> [Exercise]
Pictures stay out of the copy; set down each line of the listing below exactly.

> [Material shown]
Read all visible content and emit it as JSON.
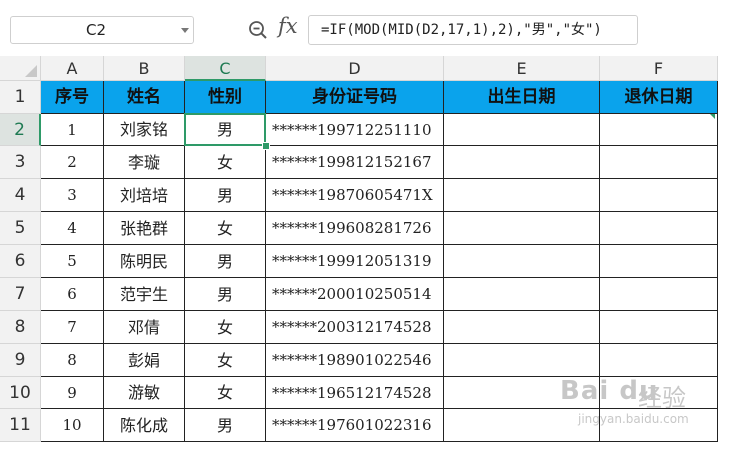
{
  "formula_bar": {
    "name_box": "C2",
    "fx_icon": "fx",
    "formula": "=IF(MOD(MID(D2,17,1),2),\"男\",\"女\")"
  },
  "columns": [
    "A",
    "B",
    "C",
    "D",
    "E",
    "F"
  ],
  "selected_column": "C",
  "selected_row": 2,
  "row_numbers": [
    "1",
    "2",
    "3",
    "4",
    "5",
    "6",
    "7",
    "8",
    "9",
    "10",
    "11"
  ],
  "table": {
    "headers": [
      "序号",
      "姓名",
      "性别",
      "身份证号码",
      "出生日期",
      "退休日期"
    ],
    "rows": [
      [
        "1",
        "刘家铭",
        "男",
        "******199712251110",
        "",
        ""
      ],
      [
        "2",
        "李璇",
        "女",
        "******199812152167",
        "",
        ""
      ],
      [
        "3",
        "刘培培",
        "男",
        "******19870605471X",
        "",
        ""
      ],
      [
        "4",
        "张艳群",
        "女",
        "******199608281726",
        "",
        ""
      ],
      [
        "5",
        "陈明民",
        "男",
        "******199912051319",
        "",
        ""
      ],
      [
        "6",
        "范宇生",
        "男",
        "******200010250514",
        "",
        ""
      ],
      [
        "7",
        "邓倩",
        "女",
        "******200312174528",
        "",
        ""
      ],
      [
        "8",
        "彭娟",
        "女",
        "******198901022546",
        "",
        ""
      ],
      [
        "9",
        "游敏",
        "女",
        "******196512174528",
        "",
        ""
      ],
      [
        "10",
        "陈化成",
        "男",
        "******197601022316",
        "",
        ""
      ]
    ]
  },
  "colors": {
    "header_fill": "#0aa3ec",
    "selection": "#2e9a68"
  },
  "watermark": {
    "logo": "Bai du",
    "cn": "经验",
    "url": "jingyan.baidu.com"
  }
}
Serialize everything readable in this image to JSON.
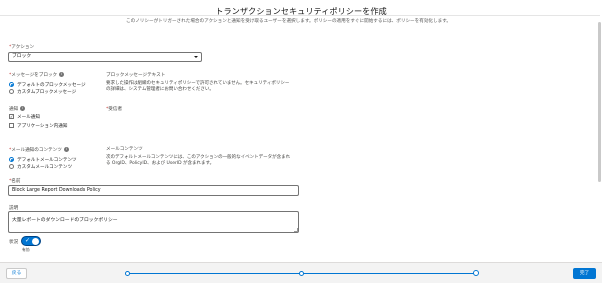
{
  "header": {
    "title": "トランザクションセキュリティポリシーを作成",
    "truncated_text": "このノリシーがトリガーされた場合のアクションと通知を受け取るユーザーを選択します。ポリシーの適用をすぐに開始するには、ポリシーを有効化します。"
  },
  "action": {
    "label": "アクション",
    "value": "ブロック"
  },
  "block_message": {
    "label": "メッセージをブロック",
    "options": [
      "デフォルトのブロックメッセージ",
      "カスタムブロックメッセージ"
    ],
    "selected": 0,
    "text_label": "ブロックメッセージテキスト",
    "text_lines": [
      "要求した操作は組織のセキュリティポリシーで許可されていません。セキュリティポリシー",
      "の詳細は、システム管理者にお問い合わせください。"
    ]
  },
  "notification": {
    "label": "通知",
    "options": [
      "メール通知",
      "アプリケーション内通知"
    ],
    "checked": [
      true,
      false
    ],
    "recipient_label": "受信者"
  },
  "email_content": {
    "label": "メール通知のコンテンツ",
    "options": [
      "デフォルトメールコンテンツ",
      "カスタムメールコンテンツ"
    ],
    "selected": 0,
    "text_label": "メールコンテンツ",
    "text_lines": [
      "次のデフォルトメールコンテンツには、このアクションの一般的なイベントデータが含まれ",
      "る OrgID、PolicyID、および UserID が含まれます。"
    ]
  },
  "name": {
    "label": "名前",
    "value": "Block Large Report Downloads Policy"
  },
  "description": {
    "label": "説明",
    "value": "大量レポートのダウンロードのブロックポリシー"
  },
  "status": {
    "label": "状況",
    "sublabel": "有効",
    "enabled": true
  },
  "footer": {
    "back_label": "戻る",
    "done_label": "完了",
    "progress_steps": 3,
    "current_step": 3
  },
  "colors": {
    "brand": "#0176d3",
    "required": "#c23934"
  }
}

> [Solved exercise]
Read all visible content and emit it as JSON.
{
  "formula_bar": {
    "name_box": "C2",
    "fx_icon": "fx",
    "formula": "=IF(MOD(MID(D2,17,1),2),\"男\",\"女\")"
  },
  "columns": [
    "A",
    "B",
    "C",
    "D",
    "E",
    "F"
  ],
  "selected_column": "C",
  "selected_row": 2,
  "row_numbers": [
    "1",
    "2",
    "3",
    "4",
    "5",
    "6",
    "7",
    "8",
    "9",
    "10",
    "11"
  ],
  "table": {
    "headers": [
      "序号",
      "姓名",
      "性别",
      "身份证号码",
      "出生日期",
      "退休日期"
    ],
    "rows": [
      [
        "1",
        "刘家铭",
        "男",
        "******199712251110",
        "",
        ""
      ],
      [
        "2",
        "李璇",
        "女",
        "******199812152167",
        "",
        ""
      ],
      [
        "3",
        "刘培培",
        "男",
        "******19870605471X",
        "",
        ""
      ],
      [
        "4",
        "张艳群",
        "女",
        "******199608281726",
        "",
        ""
      ],
      [
        "5",
        "陈明民",
        "男",
        "******199912051319",
        "",
        ""
      ],
      [
        "6",
        "范宇生",
        "男",
        "******200010250514",
        "",
        ""
      ],
      [
        "7",
        "邓倩",
        "女",
        "******200312174528",
        "",
        ""
      ],
      [
        "8",
        "彭娟",
        "女",
        "******198901022546",
        "",
        ""
      ],
      [
        "9",
        "游敏",
        "女",
        "******196512174528",
        "",
        ""
      ],
      [
        "10",
        "陈化成",
        "男",
        "******197601022316",
        "",
        ""
      ]
    ]
  },
  "colors": {
    "header_fill": "#0aa3ec",
    "selection": "#2e9a68"
  },
  "watermark": {
    "logo": "Bai du",
    "cn": "经验",
    "url": "jingyan.baidu.com"
  }
}
Serialize everything readable in this image to JSON.
{
  "header": {
    "title": "トランザクションセキュリティポリシーを作成",
    "truncated_text": "このノリシーがトリガーされた場合のアクションと通知を受け取るユーザーを選択します。ポリシーの適用をすぐに開始するには、ポリシーを有効化します。"
  },
  "action": {
    "label": "アクション",
    "value": "ブロック"
  },
  "block_message": {
    "label": "メッセージをブロック",
    "options": [
      "デフォルトのブロックメッセージ",
      "カスタムブロックメッセージ"
    ],
    "selected": 0,
    "text_label": "ブロックメッセージテキスト",
    "text_lines": [
      "要求した操作は組織のセキュリティポリシーで許可されていません。セキュリティポリシー",
      "の詳細は、システム管理者にお問い合わせください。"
    ]
  },
  "notification": {
    "label": "通知",
    "options": [
      "メール通知",
      "アプリケーション内通知"
    ],
    "checked": [
      true,
      false
    ],
    "recipient_label": "受信者"
  },
  "email_content": {
    "label": "メール通知のコンテンツ",
    "options": [
      "デフォルトメールコンテンツ",
      "カスタムメールコンテンツ"
    ],
    "selected": 0,
    "text_label": "メールコンテンツ",
    "text_lines": [
      "次のデフォルトメールコンテンツには、このアクションの一般的なイベントデータが含まれ",
      "る OrgID、PolicyID、および UserID が含まれます。"
    ]
  },
  "name": {
    "label": "名前",
    "value": "Block Large Report Downloads Policy"
  },
  "description": {
    "label": "説明",
    "value": "大量レポートのダウンロードのブロックポリシー"
  },
  "status": {
    "label": "状況",
    "sublabel": "有効",
    "enabled": true
  },
  "footer": {
    "back_label": "戻る",
    "done_label": "完了",
    "progress_steps": 3,
    "current_step": 3
  },
  "colors": {
    "brand": "#0176d3",
    "required": "#c23934"
  }
}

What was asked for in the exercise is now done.